→ **PROBLEM STATEMENT**
Transcribe every line of the listing below without any deviation.

::::::::

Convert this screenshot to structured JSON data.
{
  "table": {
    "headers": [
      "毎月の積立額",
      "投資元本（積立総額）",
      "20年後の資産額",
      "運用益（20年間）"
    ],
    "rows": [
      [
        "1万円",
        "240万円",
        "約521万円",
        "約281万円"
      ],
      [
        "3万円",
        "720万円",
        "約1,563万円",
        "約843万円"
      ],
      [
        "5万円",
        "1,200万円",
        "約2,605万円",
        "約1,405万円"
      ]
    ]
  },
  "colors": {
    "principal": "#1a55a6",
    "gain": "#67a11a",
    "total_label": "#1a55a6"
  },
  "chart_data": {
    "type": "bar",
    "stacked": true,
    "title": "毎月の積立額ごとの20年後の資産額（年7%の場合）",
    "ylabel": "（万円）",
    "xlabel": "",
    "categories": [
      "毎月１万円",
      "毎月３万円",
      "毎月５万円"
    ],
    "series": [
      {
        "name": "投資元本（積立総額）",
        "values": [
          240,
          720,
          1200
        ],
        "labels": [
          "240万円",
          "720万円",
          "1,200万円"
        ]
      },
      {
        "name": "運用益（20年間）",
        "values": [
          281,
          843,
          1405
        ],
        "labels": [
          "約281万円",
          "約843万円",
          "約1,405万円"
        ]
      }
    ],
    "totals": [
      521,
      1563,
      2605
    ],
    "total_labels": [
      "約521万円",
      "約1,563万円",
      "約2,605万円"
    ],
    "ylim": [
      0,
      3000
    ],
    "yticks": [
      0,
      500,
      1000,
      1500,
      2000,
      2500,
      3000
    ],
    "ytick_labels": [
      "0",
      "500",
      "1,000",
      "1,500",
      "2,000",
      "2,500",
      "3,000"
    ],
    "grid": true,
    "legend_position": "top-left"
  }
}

::::::::

→ **TASK RESPONSE**
Convert this screenshot to structured JSON data.
{
  "table": {
    "headers": [
      "毎月の積立額",
      "投資元本（積立総額）",
      "20年後の資産額",
      "運用益（20年間）"
    ],
    "rows": [
      [
        "1万円",
        "240万円",
        "約521万円",
        "約281万円"
      ],
      [
        "3万円",
        "720万円",
        "約1,563万円",
        "約843万円"
      ],
      [
        "5万円",
        "1,200万円",
        "約2,605万円",
        "約1,405万円"
      ]
    ]
  },
  "colors": {
    "principal": "#1a55a6",
    "gain": "#67a11a",
    "total_label": "#1a55a6"
  },
  "chart_data": {
    "type": "bar",
    "stacked": true,
    "title": "毎月の積立額ごとの20年後の資産額（年7%の場合）",
    "ylabel": "（万円）",
    "xlabel": "",
    "categories": [
      "毎月１万円",
      "毎月３万円",
      "毎月５万円"
    ],
    "series": [
      {
        "name": "投資元本（積立総額）",
        "values": [
          240,
          720,
          1200
        ],
        "labels": [
          "240万円",
          "720万円",
          "1,200万円"
        ]
      },
      {
        "name": "運用益（20年間）",
        "values": [
          281,
          843,
          1405
        ],
        "labels": [
          "約281万円",
          "約843万円",
          "約1,405万円"
        ]
      }
    ],
    "totals": [
      521,
      1563,
      2605
    ],
    "total_labels": [
      "約521万円",
      "約1,563万円",
      "約2,605万円"
    ],
    "ylim": [
      0,
      3000
    ],
    "yticks": [
      0,
      500,
      1000,
      1500,
      2000,
      2500,
      3000
    ],
    "ytick_labels": [
      "0",
      "500",
      "1,000",
      "1,500",
      "2,000",
      "2,500",
      "3,000"
    ],
    "grid": true,
    "legend_position": "top-left"
  }
}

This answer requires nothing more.